## Records shown
*-*-*

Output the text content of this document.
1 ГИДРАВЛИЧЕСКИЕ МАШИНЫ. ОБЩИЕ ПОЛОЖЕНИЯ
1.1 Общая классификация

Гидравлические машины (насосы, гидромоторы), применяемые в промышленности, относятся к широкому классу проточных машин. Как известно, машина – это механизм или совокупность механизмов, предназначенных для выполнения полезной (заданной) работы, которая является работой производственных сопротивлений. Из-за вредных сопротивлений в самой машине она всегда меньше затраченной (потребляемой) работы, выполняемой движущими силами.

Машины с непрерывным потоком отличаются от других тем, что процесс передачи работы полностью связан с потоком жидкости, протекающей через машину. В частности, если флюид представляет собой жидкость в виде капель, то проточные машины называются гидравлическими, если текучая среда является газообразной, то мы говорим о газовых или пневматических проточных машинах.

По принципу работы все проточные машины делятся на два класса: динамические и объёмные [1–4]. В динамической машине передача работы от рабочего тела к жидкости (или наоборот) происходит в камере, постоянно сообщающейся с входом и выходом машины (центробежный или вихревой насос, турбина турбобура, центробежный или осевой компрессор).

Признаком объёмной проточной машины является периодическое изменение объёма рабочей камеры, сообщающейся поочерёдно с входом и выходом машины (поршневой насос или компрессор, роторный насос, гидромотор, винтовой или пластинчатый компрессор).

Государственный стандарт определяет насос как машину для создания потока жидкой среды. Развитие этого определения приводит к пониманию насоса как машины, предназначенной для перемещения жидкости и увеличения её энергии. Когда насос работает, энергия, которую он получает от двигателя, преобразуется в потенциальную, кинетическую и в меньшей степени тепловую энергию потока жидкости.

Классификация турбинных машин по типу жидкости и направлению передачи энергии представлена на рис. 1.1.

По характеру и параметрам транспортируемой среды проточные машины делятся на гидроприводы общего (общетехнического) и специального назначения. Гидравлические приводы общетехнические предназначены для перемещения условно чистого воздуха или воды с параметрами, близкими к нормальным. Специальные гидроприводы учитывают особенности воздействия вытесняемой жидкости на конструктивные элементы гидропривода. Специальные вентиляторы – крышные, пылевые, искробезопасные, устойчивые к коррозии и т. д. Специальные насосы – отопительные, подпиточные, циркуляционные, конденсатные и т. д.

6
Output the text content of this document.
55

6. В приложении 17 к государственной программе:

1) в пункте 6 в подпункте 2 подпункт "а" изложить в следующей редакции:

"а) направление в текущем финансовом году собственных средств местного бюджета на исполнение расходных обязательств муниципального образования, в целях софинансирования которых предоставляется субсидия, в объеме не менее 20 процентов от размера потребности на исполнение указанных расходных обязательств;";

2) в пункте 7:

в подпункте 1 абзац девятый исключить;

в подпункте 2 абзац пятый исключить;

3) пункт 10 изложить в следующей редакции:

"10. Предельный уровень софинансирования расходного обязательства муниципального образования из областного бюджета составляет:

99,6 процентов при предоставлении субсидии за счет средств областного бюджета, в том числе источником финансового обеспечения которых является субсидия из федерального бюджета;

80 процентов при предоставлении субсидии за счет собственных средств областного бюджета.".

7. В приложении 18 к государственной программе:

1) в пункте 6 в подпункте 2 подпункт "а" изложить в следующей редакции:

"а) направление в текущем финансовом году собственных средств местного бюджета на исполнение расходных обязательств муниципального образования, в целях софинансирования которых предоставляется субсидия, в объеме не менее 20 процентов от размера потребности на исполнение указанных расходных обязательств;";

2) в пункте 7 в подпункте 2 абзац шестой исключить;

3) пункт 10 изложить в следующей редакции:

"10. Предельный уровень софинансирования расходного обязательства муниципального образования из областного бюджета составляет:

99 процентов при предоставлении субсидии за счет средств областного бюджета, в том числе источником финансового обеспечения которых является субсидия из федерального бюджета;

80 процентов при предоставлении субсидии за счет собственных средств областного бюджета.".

*-*-*

## Written problem
Output each entry precisely as given.

## Exercise answer
Output the text content of this document.
1 ГИДРАВЛИЧЕСКИЕ МАШИНЫ. ОБЩИЕ ПОЛОЖЕНИЯ
1.1 Общая классификация

Гидравлические машины (насосы, гидромоторы), применяемые в промышленности, относятся к широкому классу проточных машин. Как известно, машина – это механизм или совокупность механизмов, предназначенных для выполнения полезной (заданной) работы, которая является работой производственных сопротивлений. Из-за вредных сопротивлений в самой машине она всегда меньше затраченной (потребляемой) работы, выполняемой движущими силами.

Машины с непрерывным потоком отличаются от других тем, что процесс передачи работы полностью связан с потоком жидкости, протекающей через машину. В частности, если флюид представляет собой жидкость в виде капель, то проточные машины называются гидравлическими, если текучая среда является газообразной, то мы говорим о газовых или пневматических проточных машинах.

По принципу работы все проточные машины делятся на два класса: динамические и объёмные [1–4]. В динамической машине передача работы от рабочего тела к жидкости (или наоборот) происходит в камере, постоянно сообщающейся с входом и выходом машины (центробежный или вихревой насос, турбина турбобура, центробежный или осевой компрессор).

Признаком объёмной проточной машины является периодическое изменение объёма рабочей камеры, сообщающейся поочерёдно с входом и выходом машины (поршневой насос или компрессор, роторный насос, гидромотор, винтовой или пластинчатый компрессор).

Государственный стандарт определяет насос как машину для создания потока жидкой среды. Развитие этого определения приводит к пониманию насоса как машины, предназначенной для перемещения жидкости и увеличения её энергии. Когда насос работает, энергия, которую он получает от двигателя, преобразуется в потенциальную, кинетическую и в меньшей степени тепловую энергию потока жидкости.

Классификация турбинных машин по типу жидкости и направлению передачи энергии представлена на рис. 1.1.

По характеру и параметрам транспортируемой среды проточные машины делятся на гидроприводы общего (общетехнического) и специального назначения. Гидравлические приводы общетехнические предназначены для перемещения условно чистого воздуха или воды с параметрами, близкими к нормальным. Специальные гидроприводы учитывают особенности воздействия вытесняемой жидкости на конструктивные элементы гидропривода. Специальные вентиляторы – крышные, пылевые, искробезопасные, устойчивые к коррозии и т. д. Специальные насосы – отопительные, подпиточные, циркуляционные, конденсатные и т. д.

6
Output the text content of this document.
55

6. В приложении 17 к государственной программе:

1) в пункте 6 в подпункте 2 подпункт "а" изложить в следующей редакции:

"а) направление в текущем финансовом году собственных средств местного бюджета на исполнение расходных обязательств муниципального образования, в целях софинансирования которых предоставляется субсидия, в объеме не менее 20 процентов от размера потребности на исполнение указанных расходных обязательств;";

2) в пункте 7:

в подпункте 1 абзац девятый исключить;

в подпункте 2 абзац пятый исключить;

3) пункт 10 изложить в следующей редакции:

"10. Предельный уровень софинансирования расходного обязательства муниципального образования из областного бюджета составляет:

99,6 процентов при предоставлении субсидии за счет средств областного бюджета, в том числе источником финансового обеспечения которых является субсидия из федерального бюджета;

80 процентов при предоставлении субсидии за счет собственных средств областного бюджета.".

7. В приложении 18 к государственной программе:

1) в пункте 6 в подпункте 2 подпункт "а" изложить в следующей редакции:

"а) направление в текущем финансовом году собственных средств местного бюджета на исполнение расходных обязательств муниципального образования, в целях софинансирования которых предоставляется субсидия, в объеме не менее 20 процентов от размера потребности на исполнение указанных расходных обязательств;";

2) в пункте 7 в подпункте 2 абзац шестой исключить;

3) пункт 10 изложить в следующей редакции:

"10. Предельный уровень софинансирования расходного обязательства муниципального образования из областного бюджета составляет:

99 процентов при предоставлении субсидии за счет средств областного бюджета, в том числе источником финансового обеспечения которых является субсидия из федерального бюджета;

80 процентов при предоставлении субсидии за счет собственных средств областного бюджета.".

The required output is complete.